Data entries for graphics:
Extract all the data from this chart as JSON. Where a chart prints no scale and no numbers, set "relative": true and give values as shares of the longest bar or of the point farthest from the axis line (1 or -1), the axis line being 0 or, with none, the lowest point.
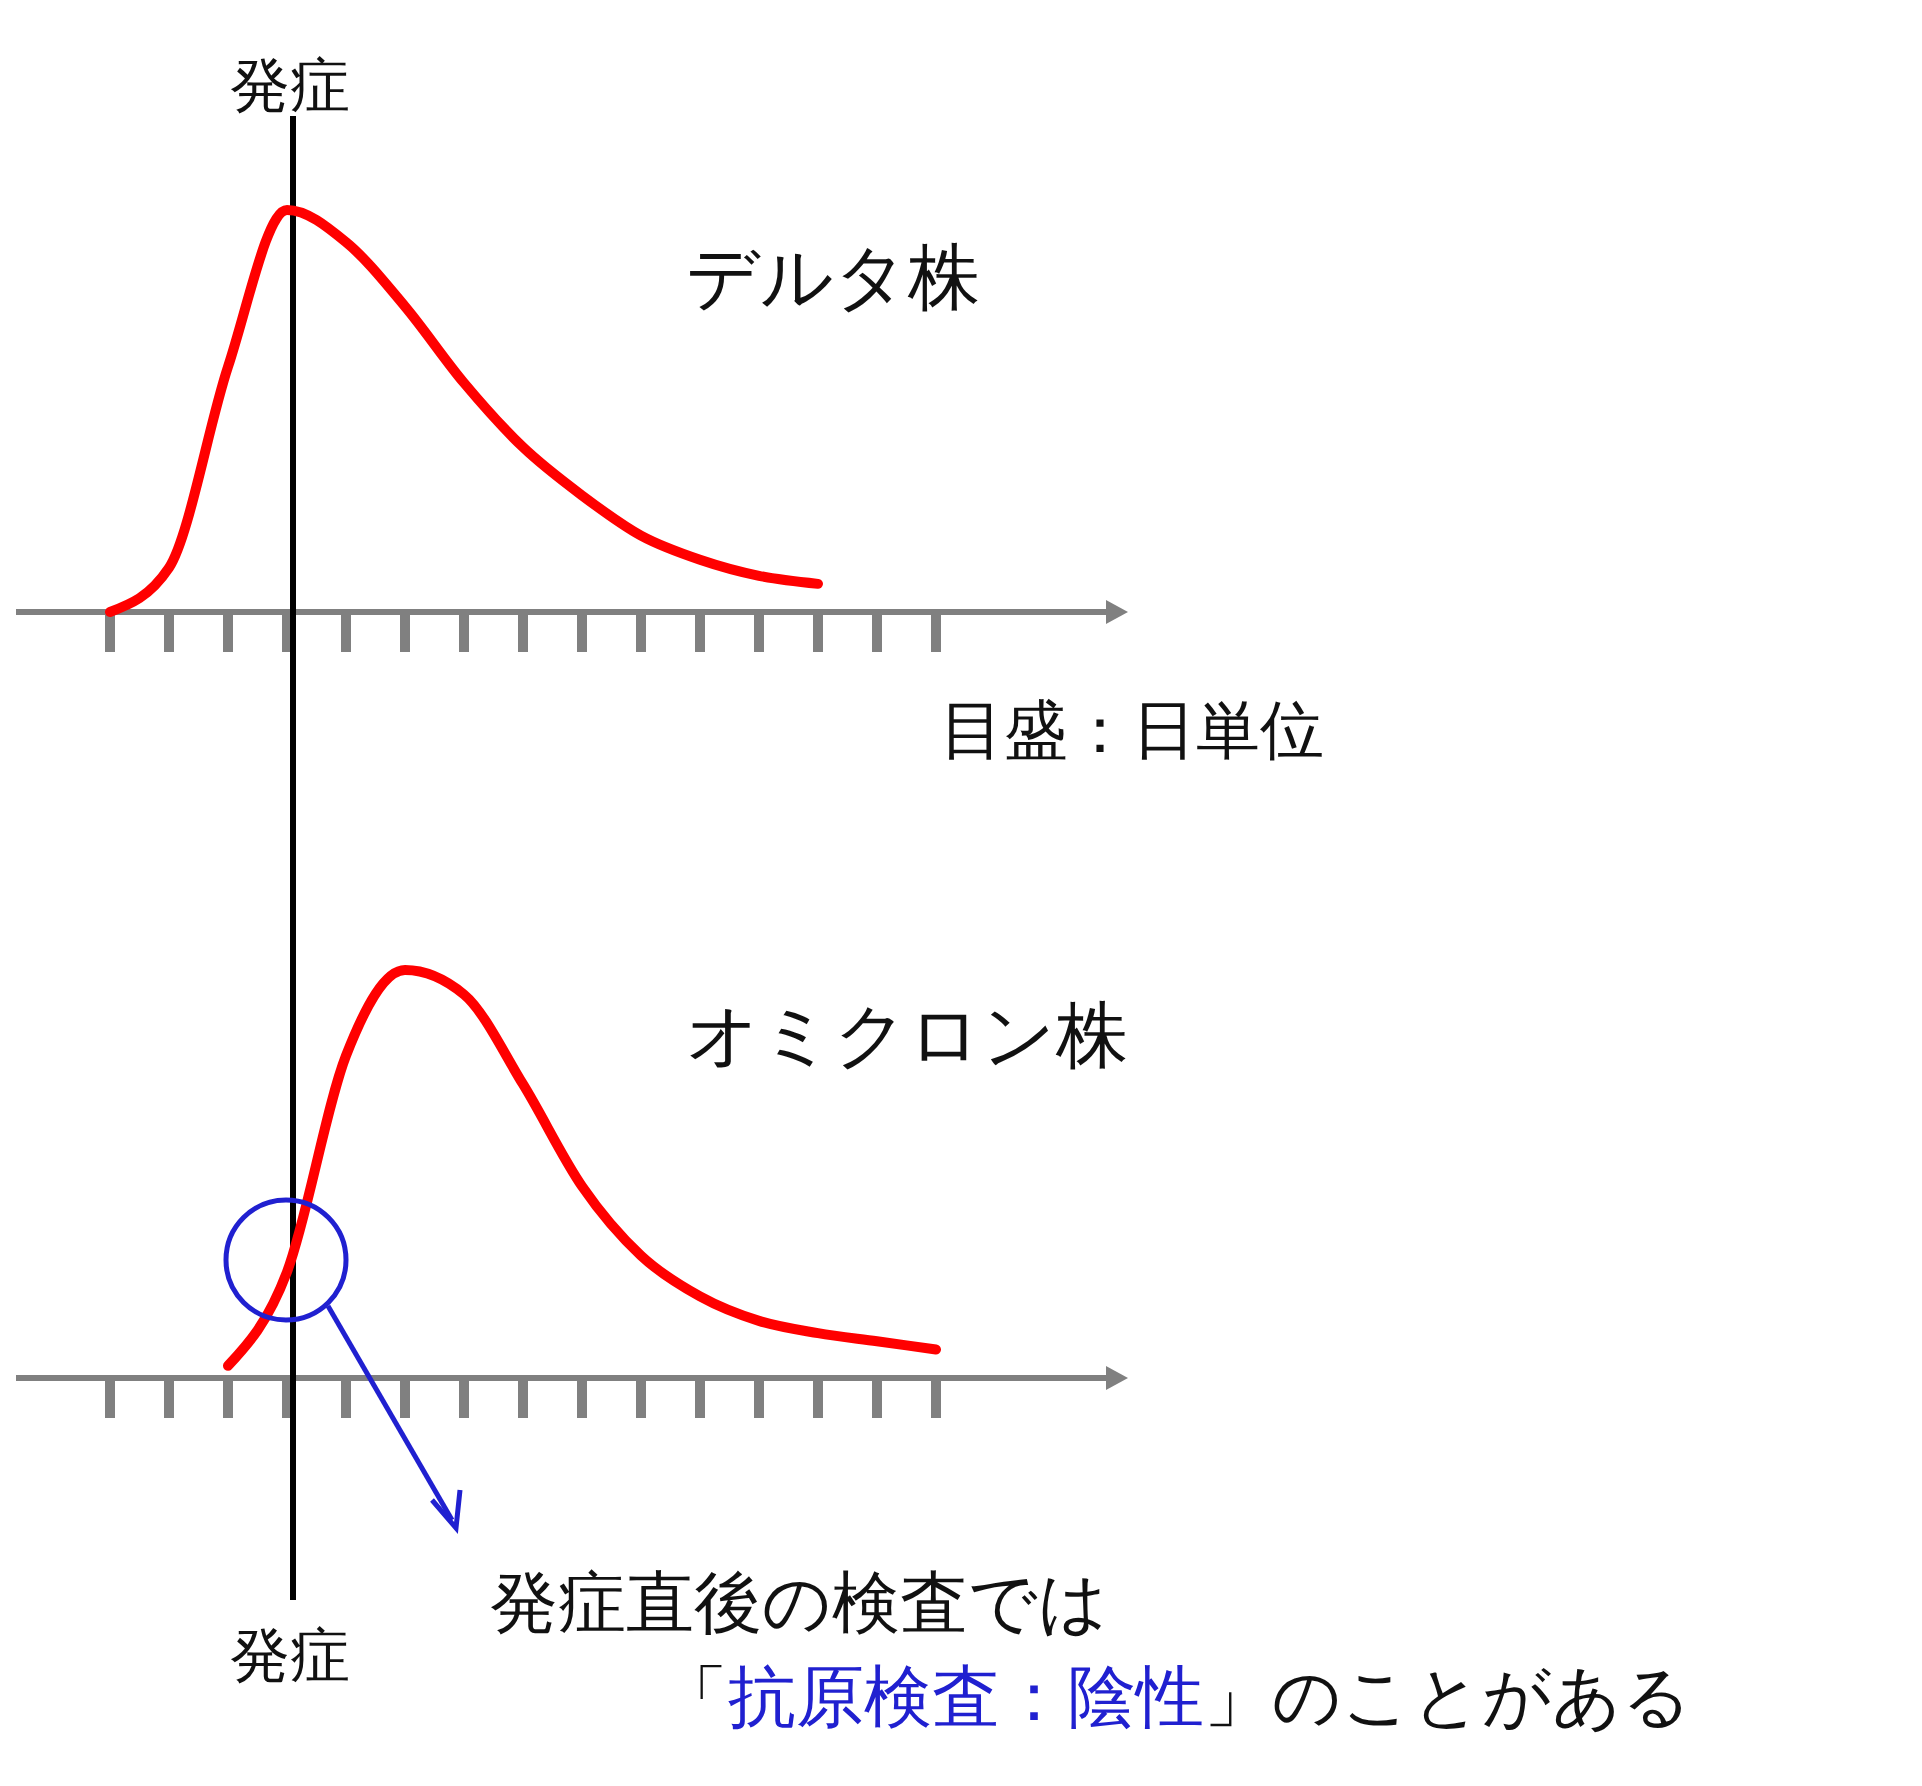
{
  "chart_data": [
    {
      "type": "line",
      "relative": true,
      "categories": [
        null,
        null,
        null,
        null,
        null,
        null,
        null,
        null,
        null,
        null,
        null,
        null,
        null,
        null,
        null
      ],
      "series": [
        {
          "name": "デルタ株",
          "color": "#ff0000",
          "values": [
            0,
            0.11,
            0.61,
            1,
            0.92,
            0.76,
            0.57,
            0.41,
            0.29,
            0.19,
            0.13,
            0.09,
            0.07,
            null,
            null
          ]
        }
      ],
      "annotations": [
        "発症",
        "目盛：日単位"
      ]
    },
    {
      "type": "line",
      "relative": true,
      "categories": [
        null,
        null,
        null,
        null,
        null,
        null,
        null,
        null,
        null,
        null,
        null,
        null,
        null,
        null,
        null
      ],
      "series": [
        {
          "name": "オミクロン株",
          "color": "#ff0000",
          "values": [
            null,
            null,
            0.03,
            0.26,
            0.79,
            1,
            0.94,
            0.72,
            0.47,
            0.3,
            0.2,
            0.14,
            0.11,
            0.09,
            0.07
          ]
        }
      ],
      "annotations": [
        "発症",
        "発症直後の検査では",
        "「抗原検査：陰性」のことがある"
      ]
    }
  ]
}
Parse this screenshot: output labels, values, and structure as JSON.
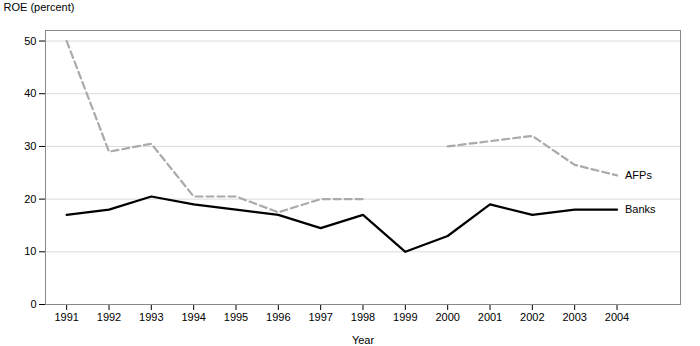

» Exercise goal
Repeat the material exactly as it reads, without any of its pictures.

» Task result
Extract all the data from this chart as JSON. Where a chart prints no scale and no numbers, set "relative": true and give values as shares of the longest bar or of the point farthest from the axis line (1 or -1), the axis line being 0 or, with none, the lowest point.
{
  "chart_data": [
    {
      "type": "line",
      "relative": true,
      "categories": [
        null,
        null,
        null,
        null,
        null,
        null,
        null,
        null,
        null,
        null,
        null,
        null,
        null,
        null,
        null
      ],
      "series": [
        {
          "name": "デルタ株",
          "color": "#ff0000",
          "values": [
            0,
            0.11,
            0.61,
            1,
            0.92,
            0.76,
            0.57,
            0.41,
            0.29,
            0.19,
            0.13,
            0.09,
            0.07,
            null,
            null
          ]
        }
      ],
      "annotations": [
        "発症",
        "目盛：日単位"
      ]
    },
    {
      "type": "line",
      "relative": true,
      "categories": [
        null,
        null,
        null,
        null,
        null,
        null,
        null,
        null,
        null,
        null,
        null,
        null,
        null,
        null,
        null
      ],
      "series": [
        {
          "name": "オミクロン株",
          "color": "#ff0000",
          "values": [
            null,
            null,
            0.03,
            0.26,
            0.79,
            1,
            0.94,
            0.72,
            0.47,
            0.3,
            0.2,
            0.14,
            0.11,
            0.09,
            0.07
          ]
        }
      ],
      "annotations": [
        "発症",
        "発症直後の検査では",
        "「抗原検査：陰性」のことがある"
      ]
    }
  ]
}
Parse this screenshot: output labels, values, and structure as JSON.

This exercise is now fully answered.